» Directive
Transcribe the stretch of the records from their beginning through the line containing "x-tick-label: 30 (363, 411, 380, 426)", reproducing each line verbatim.

Layout records
§ §

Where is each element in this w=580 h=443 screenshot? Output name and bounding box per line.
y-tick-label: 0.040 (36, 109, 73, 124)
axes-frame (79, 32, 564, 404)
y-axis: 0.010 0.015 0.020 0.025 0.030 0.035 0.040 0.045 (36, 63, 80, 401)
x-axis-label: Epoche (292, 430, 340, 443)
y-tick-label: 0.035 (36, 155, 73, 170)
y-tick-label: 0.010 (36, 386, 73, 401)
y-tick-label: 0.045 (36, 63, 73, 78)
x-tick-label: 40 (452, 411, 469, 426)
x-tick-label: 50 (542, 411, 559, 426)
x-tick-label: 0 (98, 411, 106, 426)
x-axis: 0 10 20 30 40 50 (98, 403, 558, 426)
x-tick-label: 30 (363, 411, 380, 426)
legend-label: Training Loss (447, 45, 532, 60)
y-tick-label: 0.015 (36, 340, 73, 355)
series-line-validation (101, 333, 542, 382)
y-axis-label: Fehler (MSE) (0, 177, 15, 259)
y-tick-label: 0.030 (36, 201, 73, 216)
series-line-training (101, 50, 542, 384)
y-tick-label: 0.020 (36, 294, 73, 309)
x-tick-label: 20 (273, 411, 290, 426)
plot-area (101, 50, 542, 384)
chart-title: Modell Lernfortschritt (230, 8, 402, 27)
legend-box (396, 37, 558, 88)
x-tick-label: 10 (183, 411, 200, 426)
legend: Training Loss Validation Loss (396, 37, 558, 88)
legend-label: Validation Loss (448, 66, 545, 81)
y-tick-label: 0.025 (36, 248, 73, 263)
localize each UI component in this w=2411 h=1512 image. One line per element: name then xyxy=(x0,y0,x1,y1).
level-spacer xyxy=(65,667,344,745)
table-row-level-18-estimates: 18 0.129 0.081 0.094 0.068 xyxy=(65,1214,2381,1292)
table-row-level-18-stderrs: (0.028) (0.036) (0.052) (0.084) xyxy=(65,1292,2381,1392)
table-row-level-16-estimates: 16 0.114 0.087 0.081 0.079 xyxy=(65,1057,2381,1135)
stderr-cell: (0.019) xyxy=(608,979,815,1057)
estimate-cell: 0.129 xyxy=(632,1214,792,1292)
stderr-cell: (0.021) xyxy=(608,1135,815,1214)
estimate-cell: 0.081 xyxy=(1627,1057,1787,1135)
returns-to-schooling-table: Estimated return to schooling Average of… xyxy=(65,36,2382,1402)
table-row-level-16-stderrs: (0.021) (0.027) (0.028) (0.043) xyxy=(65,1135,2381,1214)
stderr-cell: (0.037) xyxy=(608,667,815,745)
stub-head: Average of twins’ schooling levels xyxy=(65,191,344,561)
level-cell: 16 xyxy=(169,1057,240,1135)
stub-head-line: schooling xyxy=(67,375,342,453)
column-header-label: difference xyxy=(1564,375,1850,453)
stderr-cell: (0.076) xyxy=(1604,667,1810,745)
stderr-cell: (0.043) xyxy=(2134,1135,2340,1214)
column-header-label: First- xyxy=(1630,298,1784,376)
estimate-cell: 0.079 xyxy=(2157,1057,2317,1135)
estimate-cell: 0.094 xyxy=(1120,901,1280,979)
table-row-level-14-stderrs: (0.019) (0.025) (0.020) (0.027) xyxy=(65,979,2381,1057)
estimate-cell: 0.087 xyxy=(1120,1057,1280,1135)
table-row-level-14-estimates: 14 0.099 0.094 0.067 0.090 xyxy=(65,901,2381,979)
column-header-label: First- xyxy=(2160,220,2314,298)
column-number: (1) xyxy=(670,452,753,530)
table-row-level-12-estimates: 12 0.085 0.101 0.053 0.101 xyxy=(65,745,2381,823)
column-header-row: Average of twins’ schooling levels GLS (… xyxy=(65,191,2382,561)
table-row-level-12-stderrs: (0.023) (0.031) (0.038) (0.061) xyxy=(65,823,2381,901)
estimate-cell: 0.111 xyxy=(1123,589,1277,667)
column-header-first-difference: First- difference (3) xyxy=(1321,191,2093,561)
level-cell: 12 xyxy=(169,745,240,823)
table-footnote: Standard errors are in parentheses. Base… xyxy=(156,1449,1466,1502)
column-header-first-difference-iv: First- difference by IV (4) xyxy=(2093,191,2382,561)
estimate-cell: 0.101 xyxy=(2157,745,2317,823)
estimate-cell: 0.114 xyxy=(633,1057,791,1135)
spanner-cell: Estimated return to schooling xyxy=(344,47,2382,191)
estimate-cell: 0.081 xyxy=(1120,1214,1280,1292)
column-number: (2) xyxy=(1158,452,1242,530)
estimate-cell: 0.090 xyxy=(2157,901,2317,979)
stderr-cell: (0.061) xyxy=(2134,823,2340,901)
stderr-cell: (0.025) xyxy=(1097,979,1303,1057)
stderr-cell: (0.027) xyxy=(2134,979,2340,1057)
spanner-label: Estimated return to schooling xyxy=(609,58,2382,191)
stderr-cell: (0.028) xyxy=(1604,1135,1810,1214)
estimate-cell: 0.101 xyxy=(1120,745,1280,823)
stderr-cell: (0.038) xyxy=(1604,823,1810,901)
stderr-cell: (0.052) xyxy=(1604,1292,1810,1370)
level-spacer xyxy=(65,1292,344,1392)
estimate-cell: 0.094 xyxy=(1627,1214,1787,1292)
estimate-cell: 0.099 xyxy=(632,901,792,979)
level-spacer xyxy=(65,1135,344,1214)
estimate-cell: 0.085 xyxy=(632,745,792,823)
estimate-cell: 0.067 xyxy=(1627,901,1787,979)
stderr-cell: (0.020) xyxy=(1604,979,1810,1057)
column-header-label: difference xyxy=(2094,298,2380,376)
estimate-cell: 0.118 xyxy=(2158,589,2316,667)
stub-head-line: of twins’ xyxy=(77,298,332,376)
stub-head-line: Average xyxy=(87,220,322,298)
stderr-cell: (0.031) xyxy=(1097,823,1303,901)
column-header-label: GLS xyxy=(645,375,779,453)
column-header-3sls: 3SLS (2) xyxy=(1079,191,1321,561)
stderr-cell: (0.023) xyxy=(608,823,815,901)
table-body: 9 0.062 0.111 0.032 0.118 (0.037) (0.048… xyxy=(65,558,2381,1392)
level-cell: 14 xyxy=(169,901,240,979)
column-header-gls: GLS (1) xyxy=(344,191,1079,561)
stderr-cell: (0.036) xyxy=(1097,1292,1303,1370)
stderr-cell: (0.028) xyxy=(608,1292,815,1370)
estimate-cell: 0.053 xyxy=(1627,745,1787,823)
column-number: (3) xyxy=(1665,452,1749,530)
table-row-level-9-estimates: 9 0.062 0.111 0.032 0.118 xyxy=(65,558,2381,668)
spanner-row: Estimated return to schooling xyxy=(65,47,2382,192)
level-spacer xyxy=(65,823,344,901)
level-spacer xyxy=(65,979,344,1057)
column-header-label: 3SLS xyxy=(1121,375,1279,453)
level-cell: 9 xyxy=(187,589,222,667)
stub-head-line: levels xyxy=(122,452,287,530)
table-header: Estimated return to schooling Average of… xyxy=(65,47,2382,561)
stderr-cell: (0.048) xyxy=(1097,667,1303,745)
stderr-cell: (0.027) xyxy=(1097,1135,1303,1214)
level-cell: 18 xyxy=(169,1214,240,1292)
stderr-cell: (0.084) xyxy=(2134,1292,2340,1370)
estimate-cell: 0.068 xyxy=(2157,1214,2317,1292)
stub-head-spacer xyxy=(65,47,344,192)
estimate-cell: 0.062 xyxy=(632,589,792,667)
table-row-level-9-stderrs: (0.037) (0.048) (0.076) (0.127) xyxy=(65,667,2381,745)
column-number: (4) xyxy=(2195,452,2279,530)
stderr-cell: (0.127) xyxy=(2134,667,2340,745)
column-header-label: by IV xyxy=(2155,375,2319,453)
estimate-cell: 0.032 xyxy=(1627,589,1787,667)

§ §

» Written solution
Where is each element in this w=580 h=443 screenshot? Output name and bounding box per line.
y-tick-label: 0.040 (36, 109, 73, 124)
axes-frame (79, 32, 564, 404)
y-axis: 0.010 0.015 0.020 0.025 0.030 0.035 0.040 0.045 (36, 63, 80, 401)
x-axis-label: Epoche (292, 430, 340, 443)
y-tick-label: 0.035 (36, 155, 73, 170)
y-tick-label: 0.010 (36, 386, 73, 401)
y-tick-label: 0.045 (36, 63, 73, 78)
x-tick-label: 40 (452, 411, 469, 426)
x-tick-label: 50 (542, 411, 559, 426)
x-tick-label: 0 (98, 411, 106, 426)
x-axis: 0 10 20 30 40 50 (98, 403, 558, 426)
x-tick-label: 30 (363, 411, 380, 426)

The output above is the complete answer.